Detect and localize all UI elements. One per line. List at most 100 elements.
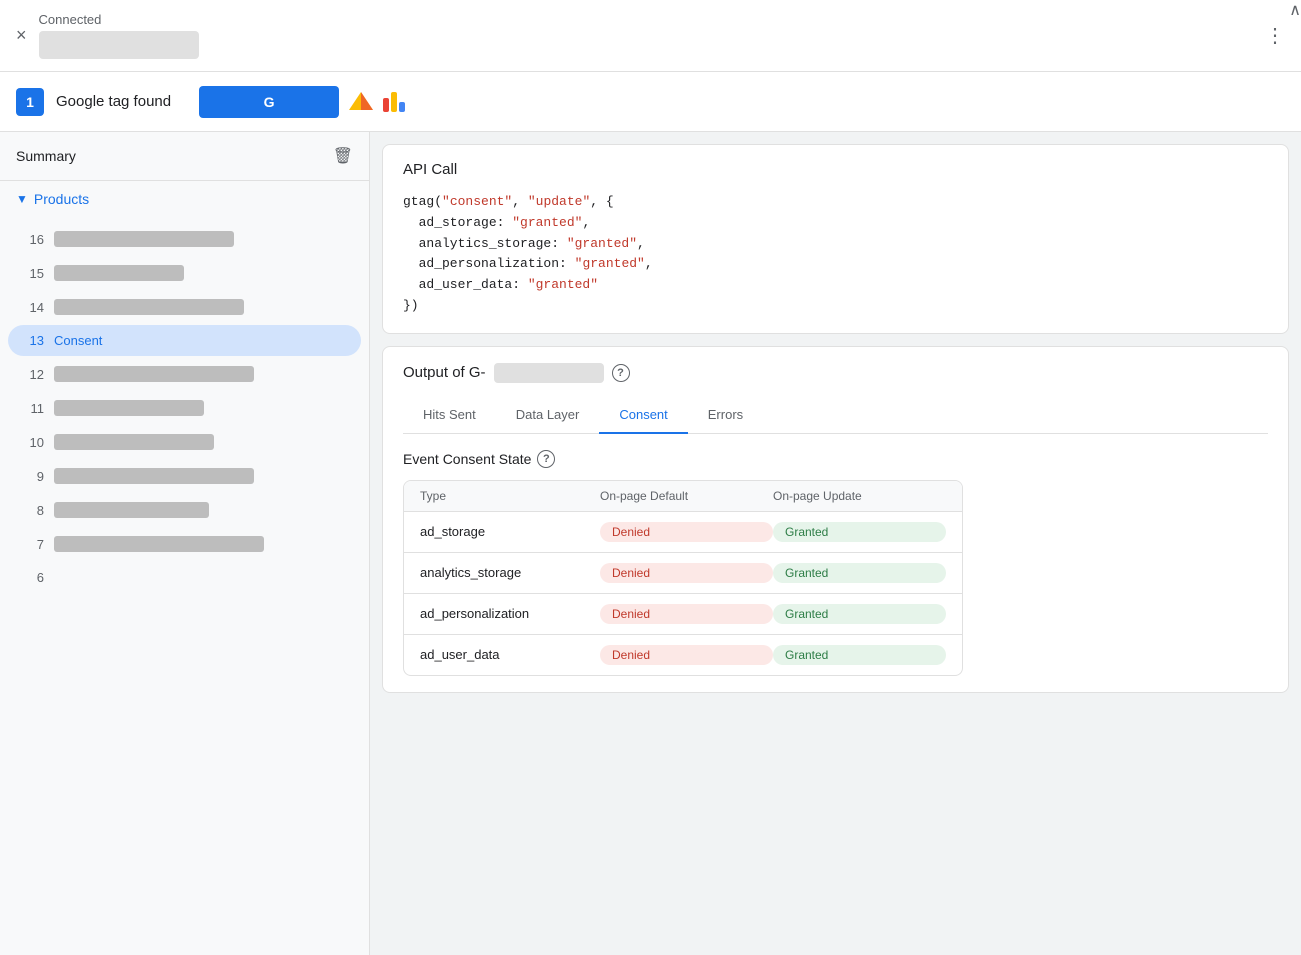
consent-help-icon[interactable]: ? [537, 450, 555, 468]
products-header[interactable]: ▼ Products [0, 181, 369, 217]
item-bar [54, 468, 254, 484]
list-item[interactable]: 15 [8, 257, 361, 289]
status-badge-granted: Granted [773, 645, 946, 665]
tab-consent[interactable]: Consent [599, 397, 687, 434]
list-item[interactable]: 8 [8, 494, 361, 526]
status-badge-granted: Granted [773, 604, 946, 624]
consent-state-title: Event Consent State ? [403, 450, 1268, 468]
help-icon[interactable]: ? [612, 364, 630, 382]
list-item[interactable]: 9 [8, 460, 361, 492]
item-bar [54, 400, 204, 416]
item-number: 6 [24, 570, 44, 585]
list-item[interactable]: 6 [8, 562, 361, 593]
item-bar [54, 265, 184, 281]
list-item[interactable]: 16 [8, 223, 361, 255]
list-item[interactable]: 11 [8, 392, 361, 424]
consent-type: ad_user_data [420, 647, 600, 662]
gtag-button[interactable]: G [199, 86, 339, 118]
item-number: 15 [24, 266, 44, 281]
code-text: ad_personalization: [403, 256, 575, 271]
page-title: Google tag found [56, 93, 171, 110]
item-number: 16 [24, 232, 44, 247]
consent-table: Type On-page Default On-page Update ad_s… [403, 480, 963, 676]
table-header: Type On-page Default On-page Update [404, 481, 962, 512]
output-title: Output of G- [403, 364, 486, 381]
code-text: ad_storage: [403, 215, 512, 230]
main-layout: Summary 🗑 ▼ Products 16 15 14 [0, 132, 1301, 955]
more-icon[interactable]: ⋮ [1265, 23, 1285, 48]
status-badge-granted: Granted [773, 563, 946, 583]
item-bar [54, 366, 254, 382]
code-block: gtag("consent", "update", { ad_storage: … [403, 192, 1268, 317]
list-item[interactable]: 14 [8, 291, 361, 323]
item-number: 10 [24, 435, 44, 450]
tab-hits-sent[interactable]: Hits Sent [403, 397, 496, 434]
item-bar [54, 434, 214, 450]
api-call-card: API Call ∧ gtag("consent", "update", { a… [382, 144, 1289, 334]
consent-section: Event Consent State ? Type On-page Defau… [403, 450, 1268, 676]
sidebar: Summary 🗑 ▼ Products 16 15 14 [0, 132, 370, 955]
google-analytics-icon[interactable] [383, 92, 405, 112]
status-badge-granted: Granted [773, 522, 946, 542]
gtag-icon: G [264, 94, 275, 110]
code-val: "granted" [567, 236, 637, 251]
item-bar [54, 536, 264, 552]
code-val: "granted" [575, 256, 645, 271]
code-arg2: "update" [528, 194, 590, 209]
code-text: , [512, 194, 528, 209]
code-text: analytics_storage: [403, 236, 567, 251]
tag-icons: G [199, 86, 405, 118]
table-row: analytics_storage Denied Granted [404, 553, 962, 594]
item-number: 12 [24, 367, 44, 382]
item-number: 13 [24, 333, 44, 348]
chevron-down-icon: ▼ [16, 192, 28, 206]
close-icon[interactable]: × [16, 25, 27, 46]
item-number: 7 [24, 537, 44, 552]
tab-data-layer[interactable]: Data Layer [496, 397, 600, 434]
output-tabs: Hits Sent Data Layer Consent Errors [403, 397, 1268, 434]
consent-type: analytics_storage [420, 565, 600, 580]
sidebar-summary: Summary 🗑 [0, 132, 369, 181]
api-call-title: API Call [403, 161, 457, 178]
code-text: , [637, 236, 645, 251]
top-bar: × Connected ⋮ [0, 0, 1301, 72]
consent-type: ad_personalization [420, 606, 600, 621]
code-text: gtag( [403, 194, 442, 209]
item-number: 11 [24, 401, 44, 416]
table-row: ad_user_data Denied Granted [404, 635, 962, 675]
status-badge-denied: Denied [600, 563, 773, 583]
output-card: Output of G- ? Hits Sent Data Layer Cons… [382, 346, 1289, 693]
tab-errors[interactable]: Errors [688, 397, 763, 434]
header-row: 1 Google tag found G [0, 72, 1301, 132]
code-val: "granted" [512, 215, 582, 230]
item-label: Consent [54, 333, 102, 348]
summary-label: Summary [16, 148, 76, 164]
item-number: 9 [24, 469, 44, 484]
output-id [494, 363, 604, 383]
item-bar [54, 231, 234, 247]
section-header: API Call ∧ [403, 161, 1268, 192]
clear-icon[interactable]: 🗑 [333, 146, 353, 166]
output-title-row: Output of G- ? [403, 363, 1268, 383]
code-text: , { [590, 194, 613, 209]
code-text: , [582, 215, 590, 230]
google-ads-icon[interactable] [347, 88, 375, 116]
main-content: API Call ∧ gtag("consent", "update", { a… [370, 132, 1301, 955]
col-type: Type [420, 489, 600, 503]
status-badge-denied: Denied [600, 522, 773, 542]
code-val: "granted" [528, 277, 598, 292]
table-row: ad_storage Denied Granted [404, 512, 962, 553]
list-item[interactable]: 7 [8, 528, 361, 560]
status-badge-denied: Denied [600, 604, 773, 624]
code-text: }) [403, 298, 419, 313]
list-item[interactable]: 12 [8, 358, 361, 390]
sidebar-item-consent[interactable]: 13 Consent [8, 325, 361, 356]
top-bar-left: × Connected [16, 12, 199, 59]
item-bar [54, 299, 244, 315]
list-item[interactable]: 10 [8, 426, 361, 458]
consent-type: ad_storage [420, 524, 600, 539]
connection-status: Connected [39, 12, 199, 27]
-=-=-
GIVEN INSTRUCTION:
Reproduce every entry above line for line, exactly as it appears, and leave out the picture.

ANSWER TO THIS PROBLEM:
Detect and localize all UI elements. One per line. List at most 100 elements.
consent-help-icon[interactable]: ? [537, 450, 555, 468]
products-header[interactable]: ▼ Products [0, 181, 369, 217]
item-bar [54, 468, 254, 484]
list-item[interactable]: 15 [8, 257, 361, 289]
status-badge-granted: Granted [773, 645, 946, 665]
tab-consent[interactable]: Consent [599, 397, 687, 434]
list-item[interactable]: 8 [8, 494, 361, 526]
status-badge-granted: Granted [773, 604, 946, 624]
consent-state-title: Event Consent State ? [403, 450, 1268, 468]
help-icon[interactable]: ? [612, 364, 630, 382]
list-item[interactable]: 9 [8, 460, 361, 492]
item-bar [54, 400, 204, 416]
item-number: 6 [24, 570, 44, 585]
list-item[interactable]: 6 [8, 562, 361, 593]
item-bar [54, 265, 184, 281]
list-item[interactable]: 16 [8, 223, 361, 255]
list-item[interactable]: 11 [8, 392, 361, 424]
consent-type: ad_user_data [420, 647, 600, 662]
gtag-button[interactable]: G [199, 86, 339, 118]
item-number: 15 [24, 266, 44, 281]
code-text: ad_personalization: [403, 256, 575, 271]
page-title: Google tag found [56, 93, 171, 110]
item-number: 16 [24, 232, 44, 247]
consent-table: Type On-page Default On-page Update ad_s… [403, 480, 963, 676]
table-header: Type On-page Default On-page Update [404, 481, 962, 512]
output-title: Output of G- [403, 364, 486, 381]
code-text: ad_storage: [403, 215, 512, 230]
main-layout: Summary 🗑 ▼ Products 16 15 14 [0, 132, 1301, 955]
more-icon[interactable]: ⋮ [1265, 23, 1285, 48]
status-badge-granted: Granted [773, 563, 946, 583]
item-bar [54, 366, 254, 382]
code-block: gtag("consent", "update", { ad_storage: … [403, 192, 1268, 317]
list-item[interactable]: 14 [8, 291, 361, 323]
item-number: 10 [24, 435, 44, 450]
tab-hits-sent[interactable]: Hits Sent [403, 397, 496, 434]
item-bar [54, 434, 214, 450]
api-call-card: API Call ∧ gtag("consent", "update", { a… [382, 144, 1289, 334]
consent-section: Event Consent State ? Type On-page Defau… [403, 450, 1268, 676]
sidebar: Summary 🗑 ▼ Products 16 15 14 [0, 132, 370, 955]
google-analytics-icon[interactable] [383, 92, 405, 112]
status-badge-granted: Granted [773, 522, 946, 542]
gtag-icon: G [264, 94, 275, 110]
code-val: "granted" [567, 236, 637, 251]
item-bar [54, 536, 264, 552]
code-val: "granted" [575, 256, 645, 271]
code-arg2: "update" [528, 194, 590, 209]
code-text: , [512, 194, 528, 209]
code-text: analytics_storage: [403, 236, 567, 251]
tag-icons: G [199, 86, 405, 118]
table-row: analytics_storage Denied Granted [404, 553, 962, 594]
item-number: 12 [24, 367, 44, 382]
item-number: 13 [24, 333, 44, 348]
chevron-down-icon: ▼ [16, 192, 28, 206]
close-icon[interactable]: × [16, 25, 27, 46]
item-number: 7 [24, 537, 44, 552]
tab-data-layer[interactable]: Data Layer [496, 397, 600, 434]
output-tabs: Hits Sent Data Layer Consent Errors [403, 397, 1268, 434]
consent-type: analytics_storage [420, 565, 600, 580]
sidebar-summary: Summary 🗑 [0, 132, 369, 181]
api-call-title: API Call [403, 161, 457, 178]
code-text: , [637, 236, 645, 251]
top-bar: × Connected ⋮ [0, 0, 1301, 72]
consent-type: ad_personalization [420, 606, 600, 621]
code-text: gtag( [403, 194, 442, 209]
item-number: 11 [24, 401, 44, 416]
table-row: ad_user_data Denied Granted [404, 635, 962, 675]
status-badge-denied: Denied [600, 563, 773, 583]
output-card: Output of G- ? Hits Sent Data Layer Cons… [382, 346, 1289, 693]
tab-errors[interactable]: Errors [688, 397, 763, 434]
header-row: 1 Google tag found G [0, 72, 1301, 132]
code-val: "granted" [512, 215, 582, 230]
item-label: Consent [54, 333, 102, 348]
summary-label: Summary [16, 148, 76, 164]
item-number: 9 [24, 469, 44, 484]
output-id [494, 363, 604, 383]
item-bar [54, 231, 234, 247]
section-header: API Call ∧ [403, 161, 1268, 192]
clear-icon[interactable]: 🗑 [333, 146, 353, 166]
output-title-row: Output of G- ? [403, 363, 1268, 383]
code-text: , { [590, 194, 613, 209]
code-text: , [582, 215, 590, 230]
google-ads-icon[interactable] [347, 88, 375, 116]
main-content: API Call ∧ gtag("consent", "update", { a… [370, 132, 1301, 955]
col-type: Type [420, 489, 600, 503]
status-badge-denied: Denied [600, 522, 773, 542]
code-val: "granted" [528, 277, 598, 292]
table-row: ad_storage Denied Granted [404, 512, 962, 553]
list-item[interactable]: 7 [8, 528, 361, 560]
status-badge-denied: Denied [600, 604, 773, 624]
code-text: }) [403, 298, 419, 313]
list-item[interactable]: 12 [8, 358, 361, 390]
sidebar-item-consent[interactable]: 13 Consent [8, 325, 361, 356]
top-bar-left: × Connected [16, 12, 199, 59]
item-bar [54, 299, 244, 315]
list-item[interactable]: 10 [8, 426, 361, 458]
consent-type: ad_storage [420, 524, 600, 539]
connection-status: Connected [39, 12, 199, 27]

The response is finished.